Data in this exercise →
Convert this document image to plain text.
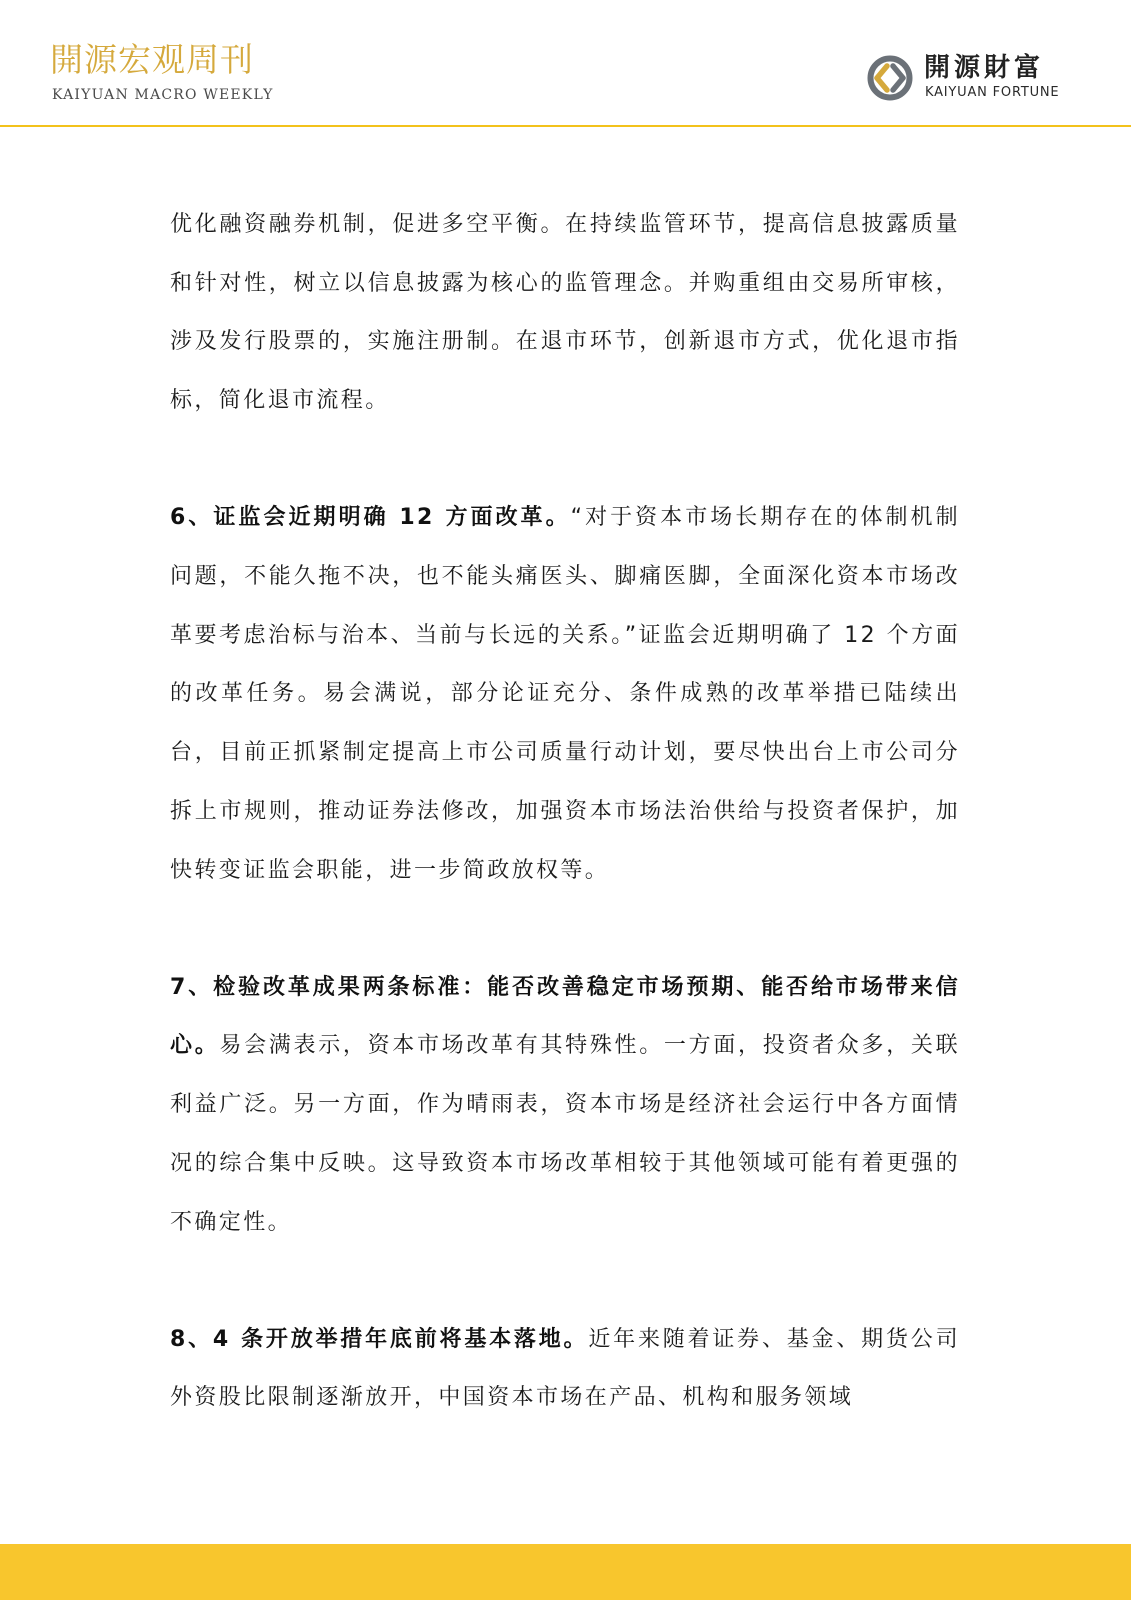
開源宏观周刊
KAIYUAN MACRO WEEKLY
開源財富
KAIYUAN FORTUNE

优化融资融券机制，促进多空平衡。在持续监管环节，提高信息披露质量和针对性，树立以信息披露为核心的监管理念。并购重组由交易所审核，涉及发行股票的，实施注册制。在退市环节，创新退市方式，优化退市指标，简化退市流程。

6、证监会近期明确 12 方面改革。“对于资本市场长期存在的体制机制问题，不能久拖不决，也不能头痛医头、脚痛医脚，全面深化资本市场改革要考虑治标与治本、当前与长远的关系。”证监会近期明确了 12 个方面的改革任务。易会满说，部分论证充分、条件成熟的改革举措已陆续出台，目前正抓紧制定提高上市公司质量行动计划，要尽快出台上市公司分拆上市规则，推动证券法修改，加强资本市场法治供给与投资者保护，加快转变证监会职能，进一步简政放权等。

7、检验改革成果两条标准：能否改善稳定市场预期、能否给市场带来信心。易会满表示，资本市场改革有其特殊性。一方面，投资者众多，关联利益广泛。另一方面，作为晴雨表，资本市场是经济社会运行中各方面情况的综合集中反映。这导致资本市场改革相较于其他领域可能有着更强的不确定性。

8、4 条开放举措年底前将基本落地。近年来随着证券、基金、期货公司外资股比限制逐渐放开，中国资本市场在产品、机构和服务领域
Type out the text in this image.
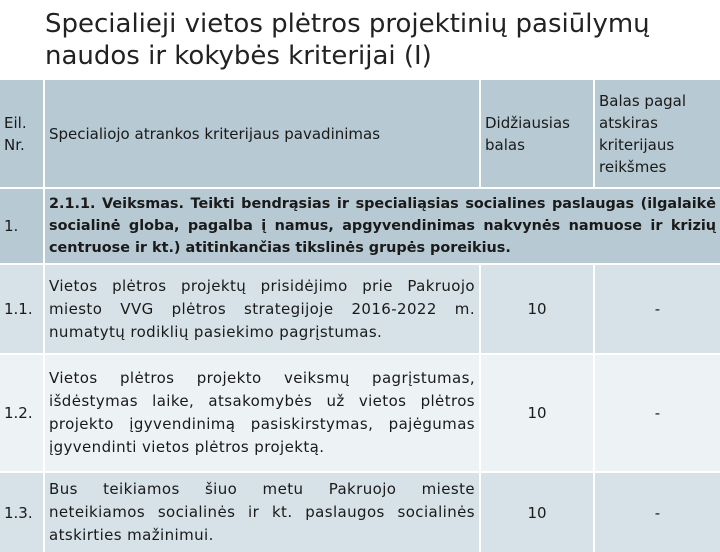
Specialieji vietos plėtros projektinių pasiūlymų naudos ir kokybės kriterijai (I)
Eil. Nr.	Specialiojo atrankos kriterijaus pavadinimas	Didžiausias balas	Balas pagal atskiras kriterijaus reikšmes
1.	2.1.1. Veiksmas. Teikti bendrąsias ir specialiąsias socialines paslaugas (ilgalaikė socialinė globa, pagalba į namus, apgyvendinimas nakvynės namuose ir krizių centruose ir kt.) atitinkančias tikslinės grupės poreikius.		
1.1.	Vietos plėtros projektų prisidėjimo prie Pakruojo miesto VVG plėtros strategijoje 2016-2022 m. numatytų rodiklių pasiekimo pagrįstumas.	10	-
1.2.	Vietos plėtros projekto veiksmų pagrįstumas, išdėstymas laike, atsakomybės už vietos plėtros projekto įgyvendinimą pasiskirstymas, pajėgumas įgyvendinti vietos plėtros projektą.	10	-
1.3.	Bus teikiamos šiuo metu Pakruojo mieste neteikiamos socialinės ir kt. paslaugos socialinės atskirties mažinimui.	10	-
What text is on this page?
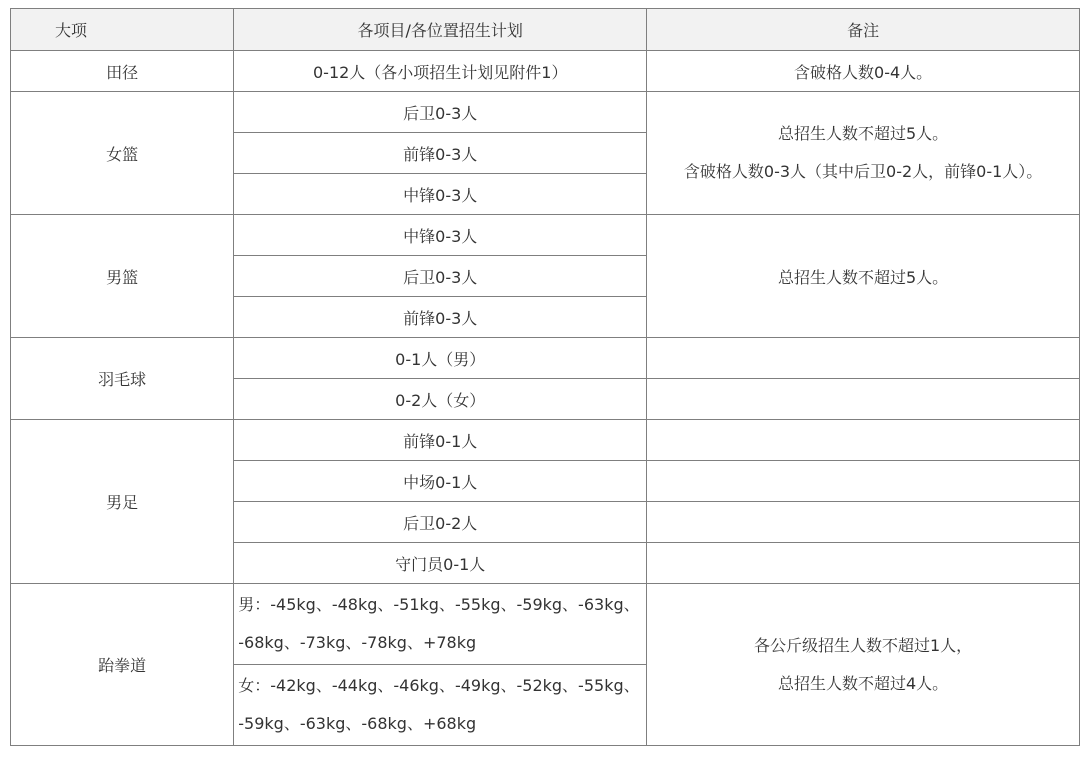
大项	各项目/各位置招生计划	备注
田径	0-12人（各小项招生计划见附件1）	含破格人数0-4人。
女篮	后卫0-3人	总招生人数不超过5人。
含破格人数0-3人（其中后卫0-2人，前锋0-1人）。

	前锋0-3人	
	中锋0-3人	
男篮	中锋0-3人	总招生人数不超过5人。
	后卫0-3人	
	前锋0-3人	
羽毛球	0-1人（男）	
	0-2人（女）	
男足	前锋0-1人	
	中场0-1人	
	后卫0-2人	
	守门员0-1人	
跆拳道	男：-45kg、-48kg、-51kg、-55kg、-59kg、-63kg、-68kg、-73kg、-78kg、+78kg	各公斤级招生人数不超过1人，
总招生人数不超过4人。

	女：-42kg、-44kg、-46kg、-49kg、-52kg、-55kg、-59kg、-63kg、-68kg、+68kg	
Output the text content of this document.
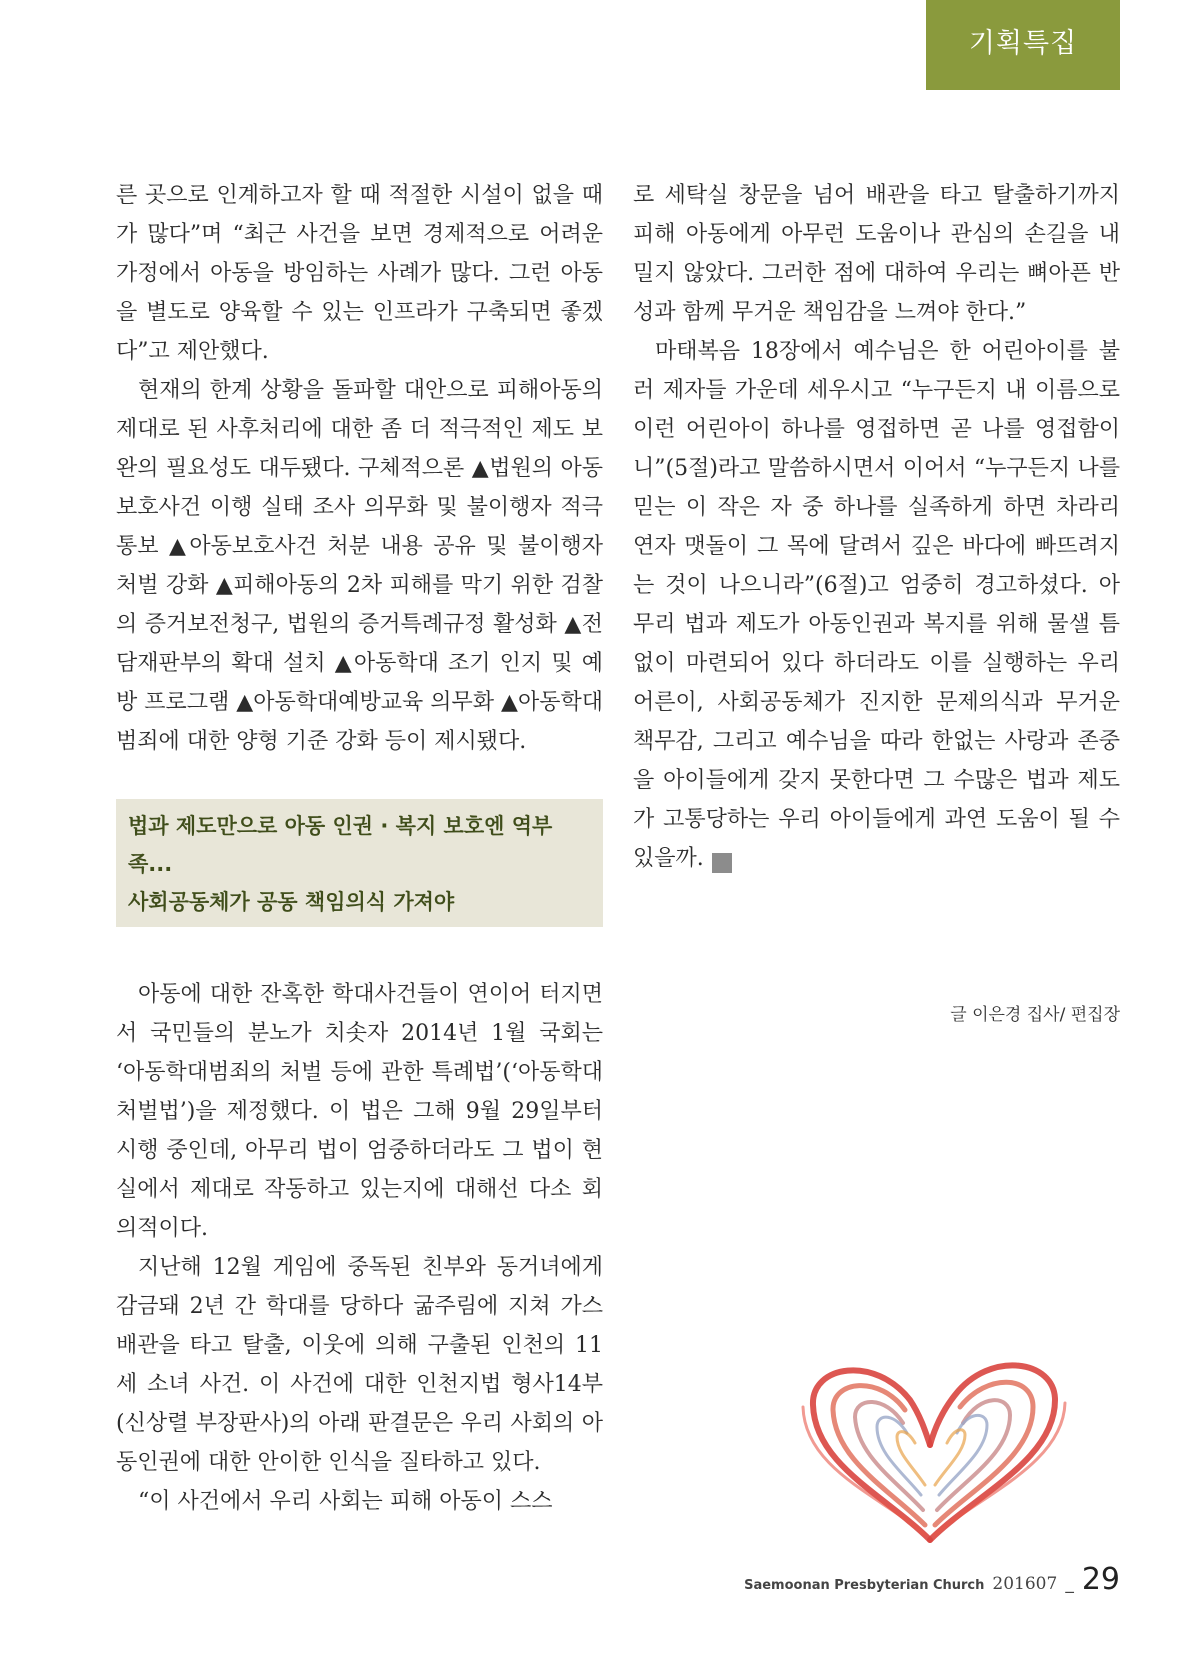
기획특집

른 곳으로 인계하고자 할 때 적절한 시설이 없을 때가 많다”며 “최근 사건을 보면 경제적으로 어려운 가정에서 아동을 방임하는 사례가 많다. 그런 아동을 별도로 양육할 수 있는 인프라가 구축되면 좋겠다”고 제안했다.

현재의 한계 상황을 돌파할 대안으로 피해아동의 제대로 된 사후처리에 대한 좀 더 적극적인 제도 보완의 필요성도 대두됐다. 구체적으론 ▲법원의 아동보호사건 이행 실태 조사 의무화 및 불이행자 적극 통보 ▲아동보호사건 처분 내용 공유 및 불이행자 처벌 강화 ▲피해아동의 2차 피해를 막기 위한 검찰의 증거보전청구, 법원의 증거특례규정 활성화 ▲전담재판부의 확대 설치 ▲아동학대 조기 인지 및 예방 프로그램 ▲아동학대예방교육 의무화 ▲아동학대범죄에 대한 양형 기준 강화 등이 제시됐다.

법과 제도만으로 아동 인권 · 복지 보호엔 역부족...
사회공동체가 공동 책임의식 가져야

아동에 대한 잔혹한 학대사건들이 연이어 터지면서 국민들의 분노가 치솟자 2014년 1월 국회는 ‘아동학대범죄의 처벌 등에 관한 특례법’(‘아동학대처벌법’)을 제정했다. 이 법은 그해 9월 29일부터 시행 중인데, 아무리 법이 엄중하더라도 그 법이 현실에서 제대로 작동하고 있는지에 대해선 다소 회의적이다.

지난해 12월 게임에 중독된 친부와 동거녀에게 감금돼 2년 간 학대를 당하다 굶주림에 지쳐 가스배관을 타고 탈출, 이웃에 의해 구출된 인천의 11세 소녀 사건. 이 사건에 대한 인천지법 형사14부(신상렬 부장판사)의 아래 판결문은 우리 사회의 아동인권에 대한 안이한 인식을 질타하고 있다.

“이 사건에서 우리 사회는 피해 아동이 스스

로 세탁실 창문을 넘어 배관을 타고 탈출하기까지 피해 아동에게 아무런 도움이나 관심의 손길을 내밀지 않았다. 그러한 점에 대하여 우리는 뼈아픈 반성과 함께 무거운 책임감을 느껴야 한다.”

마태복음 18장에서 예수님은 한 어린아이를 불러 제자들 가운데 세우시고 “누구든지 내 이름으로 이런 어린아이 하나를 영접하면 곧 나를 영접함이니”(5절)라고 말씀하시면서 이어서 “누구든지 나를 믿는 이 작은 자 중 하나를 실족하게 하면 차라리 연자 맷돌이 그 목에 달려서 깊은 바다에 빠뜨려지는 것이 나으니라”(6절)고 엄중히 경고하셨다. 아무리 법과 제도가 아동인권과 복지를 위해 물샐 틈 없이 마련되어 있다 하더라도 이를 실행하는 우리 어른이, 사회공동체가 진지한 문제의식과 무거운 책무감, 그리고 예수님을 따라 한없는 사랑과 존중을 아이들에게 갖지 못한다면 그 수많은 법과 제도가 고통당하는 우리 아이들에게 과연 도움이 될 수 있을까.	새

글 이은경 집사/ 편집장
Saemoonan Presbyterian Church 201607 _ 29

Exercise brief → Take the data above and repeat it exactly, leaving each picture out.

The solution →
Convert this document image to plain text.
開源宏观周刊
KAIYUAN MACRO WEEKLY
開源財富
KAIYUAN FORTUNE

优化融资融券机制，促进多空平衡。在持续监管环节，提高信息披露质量和针对性，树立以信息披露为核心的监管理念。并购重组由交易所审核，涉及发行股票的，实施注册制。在退市环节，创新退市方式，优化退市指标，简化退市流程。

6、证监会近期明确 12 方面改革。“对于资本市场长期存在的体制机制问题，不能久拖不决，也不能头痛医头、脚痛医脚，全面深化资本市场改革要考虑治标与治本、当前与长远的关系。”证监会近期明确了 12 个方面的改革任务。易会满说，部分论证充分、条件成熟的改革举措已陆续出台，目前正抓紧制定提高上市公司质量行动计划，要尽快出台上市公司分拆上市规则，推动证券法修改，加强资本市场法治供给与投资者保护，加快转变证监会职能，进一步简政放权等。

7、检验改革成果两条标准：能否改善稳定市场预期、能否给市场带来信心。易会满表示，资本市场改革有其特殊性。一方面，投资者众多，关联利益广泛。另一方面，作为晴雨表，资本市场是经济社会运行中各方面情况的综合集中反映。这导致资本市场改革相较于其他领域可能有着更强的不确定性。

8、4 条开放举措年底前将基本落地。近年来随着证券、基金、期货公司外资股比限制逐渐放开，中国资本市场在产品、机构和服务领域
Type out the text in this image.
Specialieji vietos plėtros projektinių pasiūlymų naudos ir kokybės kriterijai (I)
Eil. Nr.	Specialiojo atrankos kriterijaus pavadinimas	Didžiausias balas	Balas pagal atskiras kriterijaus reikšmes
1.	2.1.1. Veiksmas. Teikti bendrąsias ir specialiąsias socialines paslaugas (ilgalaikė socialinė globa, pagalba į namus, apgyvendinimas nakvynės namuose ir krizių centruose ir kt.) atitinkančias tikslinės grupės poreikius.		
1.1.	Vietos plėtros projektų prisidėjimo prie Pakruojo miesto VVG plėtros strategijoje 2016-2022 m. numatytų rodiklių pasiekimo pagrįstumas.	10	-
1.2.	Vietos plėtros projekto veiksmų pagrįstumas, išdėstymas laike, atsakomybės už vietos plėtros projekto įgyvendinimą pasiskirstymas, pajėgumas įgyvendinti vietos plėtros projektą.	10	-
1.3.	Bus teikiamos šiuo metu Pakruojo mieste neteikiamos socialinės ir kt. paslaugos socialinės atskirties mažinimui.	10	-
What text is on this page?
大项	各项目/各位置招生计划	备注
田径	0-12人（各小项招生计划见附件1）	含破格人数0-4人。
女篮	后卫0-3人	总招生人数不超过5人。
含破格人数0-3人（其中后卫0-2人，前锋0-1人）。

	前锋0-3人	
	中锋0-3人	
男篮	中锋0-3人	总招生人数不超过5人。
	后卫0-3人	
	前锋0-3人	
羽毛球	0-1人（男）	
	0-2人（女）	
男足	前锋0-1人	
	中场0-1人	
	后卫0-2人	
	守门员0-1人	
跆拳道	男：-45kg、-48kg、-51kg、-55kg、-59kg、-63kg、-68kg、-73kg、-78kg、+78kg	各公斤级招生人数不超过1人，
总招生人数不超过4人。

	女：-42kg、-44kg、-46kg、-49kg、-52kg、-55kg、-59kg、-63kg、-68kg、+68kg	
Output the text content of this document.
기획특집

른 곳으로 인계하고자 할 때 적절한 시설이 없을 때가 많다”며 “최근 사건을 보면 경제적으로 어려운 가정에서 아동을 방임하는 사례가 많다. 그런 아동을 별도로 양육할 수 있는 인프라가 구축되면 좋겠다”고 제안했다.

현재의 한계 상황을 돌파할 대안으로 피해아동의 제대로 된 사후처리에 대한 좀 더 적극적인 제도 보완의 필요성도 대두됐다. 구체적으론 ▲법원의 아동보호사건 이행 실태 조사 의무화 및 불이행자 적극 통보 ▲아동보호사건 처분 내용 공유 및 불이행자 처벌 강화 ▲피해아동의 2차 피해를 막기 위한 검찰의 증거보전청구, 법원의 증거특례규정 활성화 ▲전담재판부의 확대 설치 ▲아동학대 조기 인지 및 예방 프로그램 ▲아동학대예방교육 의무화 ▲아동학대범죄에 대한 양형 기준 강화 등이 제시됐다.

법과 제도만으로 아동 인권 · 복지 보호엔 역부족...
사회공동체가 공동 책임의식 가져야

아동에 대한 잔혹한 학대사건들이 연이어 터지면서 국민들의 분노가 치솟자 2014년 1월 국회는 ‘아동학대범죄의 처벌 등에 관한 특례법’(‘아동학대처벌법’)을 제정했다. 이 법은 그해 9월 29일부터 시행 중인데, 아무리 법이 엄중하더라도 그 법이 현실에서 제대로 작동하고 있는지에 대해선 다소 회의적이다.

지난해 12월 게임에 중독된 친부와 동거녀에게 감금돼 2년 간 학대를 당하다 굶주림에 지쳐 가스배관을 타고 탈출, 이웃에 의해 구출된 인천의 11세 소녀 사건. 이 사건에 대한 인천지법 형사14부(신상렬 부장판사)의 아래 판결문은 우리 사회의 아동인권에 대한 안이한 인식을 질타하고 있다.

“이 사건에서 우리 사회는 피해 아동이 스스

로 세탁실 창문을 넘어 배관을 타고 탈출하기까지 피해 아동에게 아무런 도움이나 관심의 손길을 내밀지 않았다. 그러한 점에 대하여 우리는 뼈아픈 반성과 함께 무거운 책임감을 느껴야 한다.”

마태복음 18장에서 예수님은 한 어린아이를 불러 제자들 가운데 세우시고 “누구든지 내 이름으로 이런 어린아이 하나를 영접하면 곧 나를 영접함이니”(5절)라고 말씀하시면서 이어서 “누구든지 나를 믿는 이 작은 자 중 하나를 실족하게 하면 차라리 연자 맷돌이 그 목에 달려서 깊은 바다에 빠뜨려지는 것이 나으니라”(6절)고 엄중히 경고하셨다. 아무리 법과 제도가 아동인권과 복지를 위해 물샐 틈 없이 마련되어 있다 하더라도 이를 실행하는 우리 어른이, 사회공동체가 진지한 문제의식과 무거운 책무감, 그리고 예수님을 따라 한없는 사랑과 존중을 아이들에게 갖지 못한다면 그 수많은 법과 제도가 고통당하는 우리 아이들에게 과연 도움이 될 수 있을까.	새

글 이은경 집사/ 편집장
Saemoonan Presbyterian Church 201607 _ 29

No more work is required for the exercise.